▶ **TASK DESCRIPTION**
Exactly reproduce the entries, dropping any pictures from your copy.

Lines of data
____________
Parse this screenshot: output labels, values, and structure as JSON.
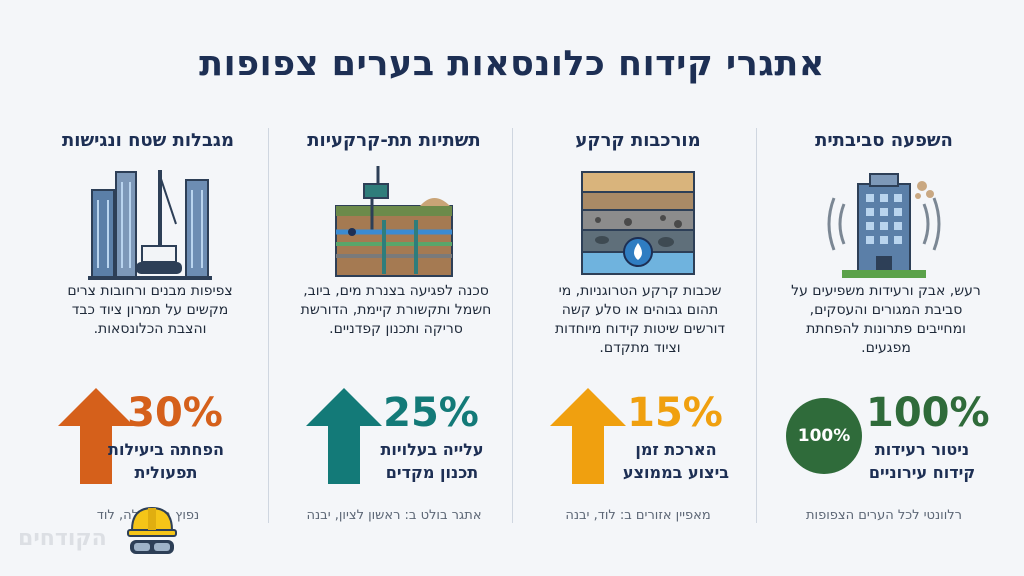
{
  "title": "אתגרי קידוח כלונסאות בערים צפופות",
  "colors": {
    "title": "#1d2f54",
    "orange": "#d5601b",
    "teal": "#137a78",
    "amber": "#f0a00f",
    "green": "#2f6b3a"
  },
  "columns": [
    {
      "heading": "השפעה סביבתית",
      "icon": "building-noise-icon",
      "description": "רעש, אבק ורעידות משפיעים על סביבת המגורים והעסקים, ומחייבים פתרונות להפחתת מפגעים.",
      "stat_value": "100%",
      "badge": "100%",
      "stat_label_1": "ניטור רעידות",
      "stat_label_2": "קידוח עירוניים",
      "footnote": "רלוונטי לכל הערים הצפופות",
      "color": "#2f6b3a"
    },
    {
      "heading": "מורכבות קרקע",
      "icon": "soil-layers-icon",
      "description": "שכבות קרקע הטרוגניות, מי תהום גבוהים או סלע קשה דורשים שיטות קידוח מיוחדות וציוד מתקדם.",
      "stat_value": "15%",
      "stat_label_1": "הארכת זמן",
      "stat_label_2": "ביצוע בממוצע",
      "footnote": "מאפיין אזורים ב: לוד, יבנה",
      "color": "#f0a00f"
    },
    {
      "heading": "תשתיות תת-קרקעיות",
      "icon": "underground-pipes-icon",
      "description": "סכנה לפגיעה בצנרת מים, ביוב, חשמל ותקשורת קיימת, הדורשת סריקה ותכנון קפדניים.",
      "stat_value": "25%",
      "stat_label_1": "עלייה בעלויות",
      "stat_label_2": "תכנון מקדים",
      "footnote": "אתגר בולט ב: ראשון לציון, יבנה",
      "color": "#137a78"
    },
    {
      "heading": "מגבלות שטח ונגישות",
      "icon": "city-drill-rig-icon",
      "description": "צפיפות מבנים ורחובות צרים מקשים על תמרון ציוד כבד והצבת הכלונסאות.",
      "stat_value": "30%",
      "stat_label_1": "הפחתה ביעילות",
      "stat_label_2": "תפעולית",
      "footnote": "נפוץ ב: רמלה, לוד",
      "color": "#d5601b"
    }
  ],
  "watermark": "הקודחים"
}
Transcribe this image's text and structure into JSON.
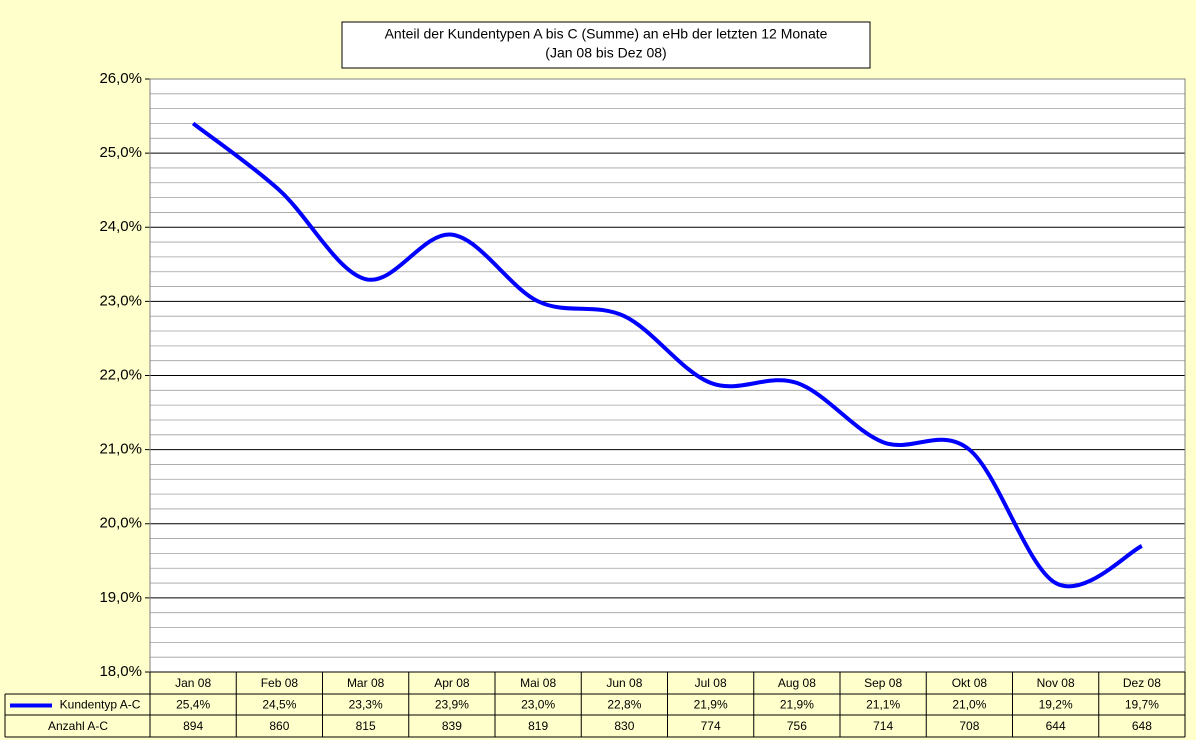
____________
▶ **TASK OUTPUT**
Parse this screenshot: output labels, values, and structure as JSON.
{
  "title": "אתגרי קידוח כלונסאות בערים צפופות",
  "colors": {
    "title": "#1d2f54",
    "orange": "#d5601b",
    "teal": "#137a78",
    "amber": "#f0a00f",
    "green": "#2f6b3a"
  },
  "columns": [
    {
      "heading": "השפעה סביבתית",
      "icon": "building-noise-icon",
      "description": "רעש, אבק ורעידות משפיעים על סביבת המגורים והעסקים, ומחייבים פתרונות להפחתת מפגעים.",
      "stat_value": "100%",
      "badge": "100%",
      "stat_label_1": "ניטור רעידות",
      "stat_label_2": "קידוח עירוניים",
      "footnote": "רלוונטי לכל הערים הצפופות",
      "color": "#2f6b3a"
    },
    {
      "heading": "מורכבות קרקע",
      "icon": "soil-layers-icon",
      "description": "שכבות קרקע הטרוגניות, מי תהום גבוהים או סלע קשה דורשים שיטות קידוח מיוחדות וציוד מתקדם.",
      "stat_value": "15%",
      "stat_label_1": "הארכת זמן",
      "stat_label_2": "ביצוע בממוצע",
      "footnote": "מאפיין אזורים ב: לוד, יבנה",
      "color": "#f0a00f"
    },
    {
      "heading": "תשתיות תת-קרקעיות",
      "icon": "underground-pipes-icon",
      "description": "סכנה לפגיעה בצנרת מים, ביוב, חשמל ותקשורת קיימת, הדורשת סריקה ותכנון קפדניים.",
      "stat_value": "25%",
      "stat_label_1": "עלייה בעלויות",
      "stat_label_2": "תכנון מקדים",
      "footnote": "אתגר בולט ב: ראשון לציון, יבנה",
      "color": "#137a78"
    },
    {
      "heading": "מגבלות שטח ונגישות",
      "icon": "city-drill-rig-icon",
      "description": "צפיפות מבנים ורחובות צרים מקשים על תמרון ציוד כבד והצבת הכלונסאות.",
      "stat_value": "30%",
      "stat_label_1": "הפחתה ביעילות",
      "stat_label_2": "תפעולית",
      "footnote": "נפוץ ב: רמלה, לוד",
      "color": "#d5601b"
    }
  ],
  "watermark": "הקודחים"
}
Transcribe this image's text and structure into JSON.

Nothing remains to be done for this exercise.